=== Exercise instructions ===
**A.** According to the parliamentary debate excerpt, by how many gallons does whisky consumption in Scotland exceed that in Ireland?
**B.** Take up the parliamentary debate excerpt after its final line and continue it.

I do not intend to assist the opponents of this Bill, and to prevent the House from coming to a decision upon it. I only rise for the purpose of assuring the House that neither on this nor on any other public question does the hon. Gentleman who has just sat down represent the City of Cork. If the hon. Gentleman wishes to test the truth of my words let him keep the promise which he made to his constituents.

(5.0.) SIR J. M'KENNA (Monaghan, S.)

I wish to point out with regard to what has been said, and in reference to the relative sobriety of the Irish and Scotch people, that it has been shown by the published Returns that although the population of Scotland is 1,000,000 less than that of Ireland, the consumption of whisky in Scotland exceeds that of Ireland by 1,000,000 gallons. I believe the weight of evidence goes to show that most of the people of Ireland are opposed to the increased restrictions proposed by this legislation.

MR. JOHNSTON (Belfast, S.)

No.

=== Information provided ===
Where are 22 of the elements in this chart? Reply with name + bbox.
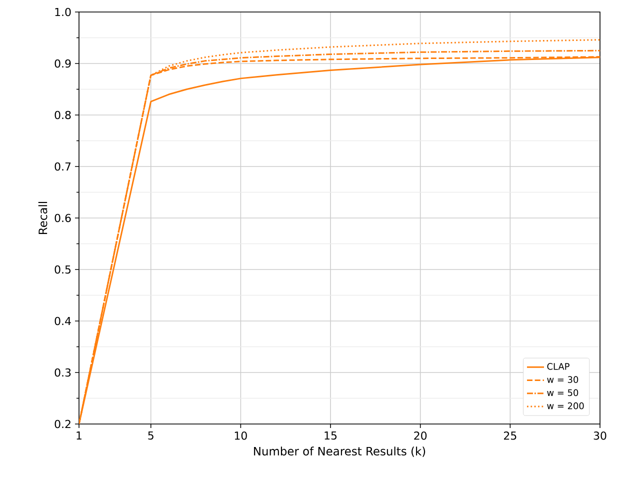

=== Responses by task ===
**A.** Whisky consumption in Scotland exceeds that in Ireland by 1,000,000 gallons.

**B.**
SIR J. M'KENNA

I refer to the proposed closing of public houses in the five large cities where now several hours trade is permitted on Sundays. Those residing in large communities wish to have an opportunity of meeting one another in social intercourse for a few hours on Sundays, as well as, or perhaps more than, on other days. If you are going to force Sunday closing on the large towns in Ireland, why do you not enforce it on the large cities and towns in England? I think the votes of the Metropolitan Members on this question will be very closely watched by their constituents. I believe that if this drastic legislation is carried it will actually tend to defeat the object aimed at, and that the consumption of ardent spirits will be increased instead of being diminished, as in the case of Scotland, to which I have referred.

(5.4.) MR. BLANE (Armagh, S.)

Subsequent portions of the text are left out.